-- Begin Data for this task --

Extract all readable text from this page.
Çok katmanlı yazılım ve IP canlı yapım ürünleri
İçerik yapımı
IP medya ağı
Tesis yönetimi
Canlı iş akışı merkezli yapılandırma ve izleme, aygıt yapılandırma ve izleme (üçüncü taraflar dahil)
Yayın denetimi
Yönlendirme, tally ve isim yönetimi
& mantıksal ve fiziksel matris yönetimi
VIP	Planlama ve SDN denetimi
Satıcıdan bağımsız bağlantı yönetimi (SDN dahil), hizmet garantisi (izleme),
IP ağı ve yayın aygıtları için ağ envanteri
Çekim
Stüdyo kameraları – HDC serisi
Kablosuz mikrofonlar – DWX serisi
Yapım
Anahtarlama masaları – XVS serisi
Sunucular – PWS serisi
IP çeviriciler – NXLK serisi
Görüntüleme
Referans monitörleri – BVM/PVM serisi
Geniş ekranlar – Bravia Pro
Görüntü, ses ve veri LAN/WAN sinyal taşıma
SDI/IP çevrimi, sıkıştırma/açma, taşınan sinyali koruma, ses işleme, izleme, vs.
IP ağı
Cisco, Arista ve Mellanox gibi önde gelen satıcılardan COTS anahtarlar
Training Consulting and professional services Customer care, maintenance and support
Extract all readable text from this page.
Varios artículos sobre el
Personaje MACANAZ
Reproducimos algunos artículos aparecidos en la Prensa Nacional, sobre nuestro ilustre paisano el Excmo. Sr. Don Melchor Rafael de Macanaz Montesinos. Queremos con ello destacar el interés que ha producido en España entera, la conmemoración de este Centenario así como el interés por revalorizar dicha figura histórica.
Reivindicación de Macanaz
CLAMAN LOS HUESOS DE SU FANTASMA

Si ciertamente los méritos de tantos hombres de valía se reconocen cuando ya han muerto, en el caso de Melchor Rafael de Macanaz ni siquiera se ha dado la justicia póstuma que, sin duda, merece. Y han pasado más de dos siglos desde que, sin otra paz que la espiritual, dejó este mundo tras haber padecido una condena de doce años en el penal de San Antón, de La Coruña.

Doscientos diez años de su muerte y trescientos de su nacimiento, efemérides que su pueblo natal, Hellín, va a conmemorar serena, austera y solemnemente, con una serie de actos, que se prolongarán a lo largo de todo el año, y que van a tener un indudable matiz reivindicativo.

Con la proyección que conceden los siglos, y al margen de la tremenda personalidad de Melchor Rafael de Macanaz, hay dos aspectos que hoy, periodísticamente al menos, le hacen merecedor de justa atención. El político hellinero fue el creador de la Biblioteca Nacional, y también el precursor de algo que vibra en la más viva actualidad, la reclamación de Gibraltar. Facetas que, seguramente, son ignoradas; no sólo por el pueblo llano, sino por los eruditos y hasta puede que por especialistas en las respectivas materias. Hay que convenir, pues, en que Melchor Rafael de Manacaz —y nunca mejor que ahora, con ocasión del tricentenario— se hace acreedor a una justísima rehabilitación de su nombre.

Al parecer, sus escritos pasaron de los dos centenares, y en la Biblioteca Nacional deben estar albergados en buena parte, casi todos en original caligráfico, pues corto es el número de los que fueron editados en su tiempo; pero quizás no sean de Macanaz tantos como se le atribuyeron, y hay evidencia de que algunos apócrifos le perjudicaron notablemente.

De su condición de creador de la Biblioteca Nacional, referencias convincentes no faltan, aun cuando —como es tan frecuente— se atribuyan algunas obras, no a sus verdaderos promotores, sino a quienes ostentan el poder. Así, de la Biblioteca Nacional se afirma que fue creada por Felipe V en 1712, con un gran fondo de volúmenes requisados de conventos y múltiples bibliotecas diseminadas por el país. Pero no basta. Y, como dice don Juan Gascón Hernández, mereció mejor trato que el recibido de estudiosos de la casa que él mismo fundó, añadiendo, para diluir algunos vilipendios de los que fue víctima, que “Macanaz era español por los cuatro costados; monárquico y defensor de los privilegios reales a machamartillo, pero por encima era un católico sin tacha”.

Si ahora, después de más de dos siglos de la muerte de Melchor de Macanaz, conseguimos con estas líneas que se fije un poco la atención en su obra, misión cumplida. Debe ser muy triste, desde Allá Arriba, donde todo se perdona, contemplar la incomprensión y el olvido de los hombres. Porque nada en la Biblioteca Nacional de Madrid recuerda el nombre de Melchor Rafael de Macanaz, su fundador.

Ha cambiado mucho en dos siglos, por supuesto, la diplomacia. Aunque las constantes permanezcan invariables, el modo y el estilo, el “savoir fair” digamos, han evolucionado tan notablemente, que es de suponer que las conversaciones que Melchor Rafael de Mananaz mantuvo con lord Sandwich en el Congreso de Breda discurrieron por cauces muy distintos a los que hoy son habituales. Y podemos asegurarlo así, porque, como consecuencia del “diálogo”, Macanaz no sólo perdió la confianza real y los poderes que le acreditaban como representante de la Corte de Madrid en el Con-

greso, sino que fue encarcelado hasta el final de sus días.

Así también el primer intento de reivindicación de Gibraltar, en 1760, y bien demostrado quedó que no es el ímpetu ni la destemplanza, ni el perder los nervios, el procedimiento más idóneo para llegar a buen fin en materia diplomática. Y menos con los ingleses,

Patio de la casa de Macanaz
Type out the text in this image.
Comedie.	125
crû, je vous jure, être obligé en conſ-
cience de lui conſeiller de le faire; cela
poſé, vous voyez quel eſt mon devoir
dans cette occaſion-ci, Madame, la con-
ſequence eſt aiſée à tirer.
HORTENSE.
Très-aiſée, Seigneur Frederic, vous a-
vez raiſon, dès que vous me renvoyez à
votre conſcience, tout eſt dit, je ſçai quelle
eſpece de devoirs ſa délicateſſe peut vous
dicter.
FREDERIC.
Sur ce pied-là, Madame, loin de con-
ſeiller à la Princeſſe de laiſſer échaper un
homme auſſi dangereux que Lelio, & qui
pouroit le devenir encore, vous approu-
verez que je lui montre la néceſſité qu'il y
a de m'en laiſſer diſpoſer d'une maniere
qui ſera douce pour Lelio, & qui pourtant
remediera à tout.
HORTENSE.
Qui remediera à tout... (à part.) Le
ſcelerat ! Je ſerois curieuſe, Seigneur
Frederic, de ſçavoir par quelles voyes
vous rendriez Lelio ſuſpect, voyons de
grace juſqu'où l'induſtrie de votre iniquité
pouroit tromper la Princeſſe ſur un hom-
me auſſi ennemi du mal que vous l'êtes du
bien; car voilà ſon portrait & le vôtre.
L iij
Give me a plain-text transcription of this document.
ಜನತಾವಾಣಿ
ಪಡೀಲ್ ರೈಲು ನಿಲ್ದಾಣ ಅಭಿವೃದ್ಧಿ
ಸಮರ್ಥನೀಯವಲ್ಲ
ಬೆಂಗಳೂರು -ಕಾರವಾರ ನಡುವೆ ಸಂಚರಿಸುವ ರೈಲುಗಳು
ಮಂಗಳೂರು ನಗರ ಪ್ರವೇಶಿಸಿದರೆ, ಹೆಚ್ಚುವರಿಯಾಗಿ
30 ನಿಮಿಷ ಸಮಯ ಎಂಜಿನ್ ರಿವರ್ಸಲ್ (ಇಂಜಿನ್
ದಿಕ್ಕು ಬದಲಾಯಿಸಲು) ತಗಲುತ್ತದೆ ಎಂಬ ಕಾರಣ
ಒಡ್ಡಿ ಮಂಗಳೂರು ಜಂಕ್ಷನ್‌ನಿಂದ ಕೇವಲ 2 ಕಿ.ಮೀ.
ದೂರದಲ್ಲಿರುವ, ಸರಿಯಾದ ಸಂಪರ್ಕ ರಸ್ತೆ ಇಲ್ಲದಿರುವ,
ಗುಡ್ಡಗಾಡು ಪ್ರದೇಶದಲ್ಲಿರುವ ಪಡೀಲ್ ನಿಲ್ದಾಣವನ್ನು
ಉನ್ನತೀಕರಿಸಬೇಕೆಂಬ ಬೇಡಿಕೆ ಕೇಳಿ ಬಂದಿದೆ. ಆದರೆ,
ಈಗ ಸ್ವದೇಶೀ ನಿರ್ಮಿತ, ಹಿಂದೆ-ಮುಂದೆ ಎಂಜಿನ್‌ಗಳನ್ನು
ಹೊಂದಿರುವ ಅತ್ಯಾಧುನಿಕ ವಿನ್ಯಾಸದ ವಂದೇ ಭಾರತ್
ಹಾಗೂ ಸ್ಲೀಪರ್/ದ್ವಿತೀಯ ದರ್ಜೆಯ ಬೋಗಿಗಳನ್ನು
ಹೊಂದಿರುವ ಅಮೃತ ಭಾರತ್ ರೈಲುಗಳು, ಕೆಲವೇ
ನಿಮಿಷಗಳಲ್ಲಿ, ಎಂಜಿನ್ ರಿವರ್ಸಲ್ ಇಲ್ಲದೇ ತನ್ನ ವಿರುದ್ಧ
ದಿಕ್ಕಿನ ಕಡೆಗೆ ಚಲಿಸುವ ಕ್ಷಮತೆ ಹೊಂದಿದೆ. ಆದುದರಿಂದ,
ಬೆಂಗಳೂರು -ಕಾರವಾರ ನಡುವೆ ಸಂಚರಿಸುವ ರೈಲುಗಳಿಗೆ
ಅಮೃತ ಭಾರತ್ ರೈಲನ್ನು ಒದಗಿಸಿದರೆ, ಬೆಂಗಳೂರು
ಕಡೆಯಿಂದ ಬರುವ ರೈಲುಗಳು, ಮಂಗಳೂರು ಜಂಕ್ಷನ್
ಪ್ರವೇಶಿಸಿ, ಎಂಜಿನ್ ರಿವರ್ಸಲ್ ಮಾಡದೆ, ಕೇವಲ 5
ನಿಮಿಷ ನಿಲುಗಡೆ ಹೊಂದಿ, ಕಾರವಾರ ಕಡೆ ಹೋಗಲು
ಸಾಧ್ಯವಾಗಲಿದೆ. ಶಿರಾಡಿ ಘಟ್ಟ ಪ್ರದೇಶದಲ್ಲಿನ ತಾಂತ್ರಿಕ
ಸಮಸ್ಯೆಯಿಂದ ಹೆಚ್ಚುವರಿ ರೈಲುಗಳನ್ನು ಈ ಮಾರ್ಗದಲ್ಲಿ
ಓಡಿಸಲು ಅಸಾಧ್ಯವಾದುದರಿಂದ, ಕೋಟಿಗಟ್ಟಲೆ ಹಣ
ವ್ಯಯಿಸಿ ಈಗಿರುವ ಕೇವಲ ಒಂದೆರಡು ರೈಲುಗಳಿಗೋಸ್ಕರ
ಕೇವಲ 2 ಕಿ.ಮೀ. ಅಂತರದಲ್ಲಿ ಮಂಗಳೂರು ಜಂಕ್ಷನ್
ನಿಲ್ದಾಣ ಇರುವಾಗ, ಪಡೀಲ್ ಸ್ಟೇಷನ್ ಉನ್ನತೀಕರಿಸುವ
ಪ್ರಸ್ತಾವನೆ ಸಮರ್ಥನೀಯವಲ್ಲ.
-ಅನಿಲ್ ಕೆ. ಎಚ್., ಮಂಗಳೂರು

-- End Data for this task --

> [Exercise]
Only lines that contain the word "yönetimi" are wanted; copy each of them.

> [Exercise answer]
Tesis yönetimi
Yönlendirme, tally ve isim yönetimi
& mantıksal ve fiziksel matris yönetimi
Satıcıdan bağımsız bağlantı yönetimi (SDN dahil), hizmet garantisi (izleme),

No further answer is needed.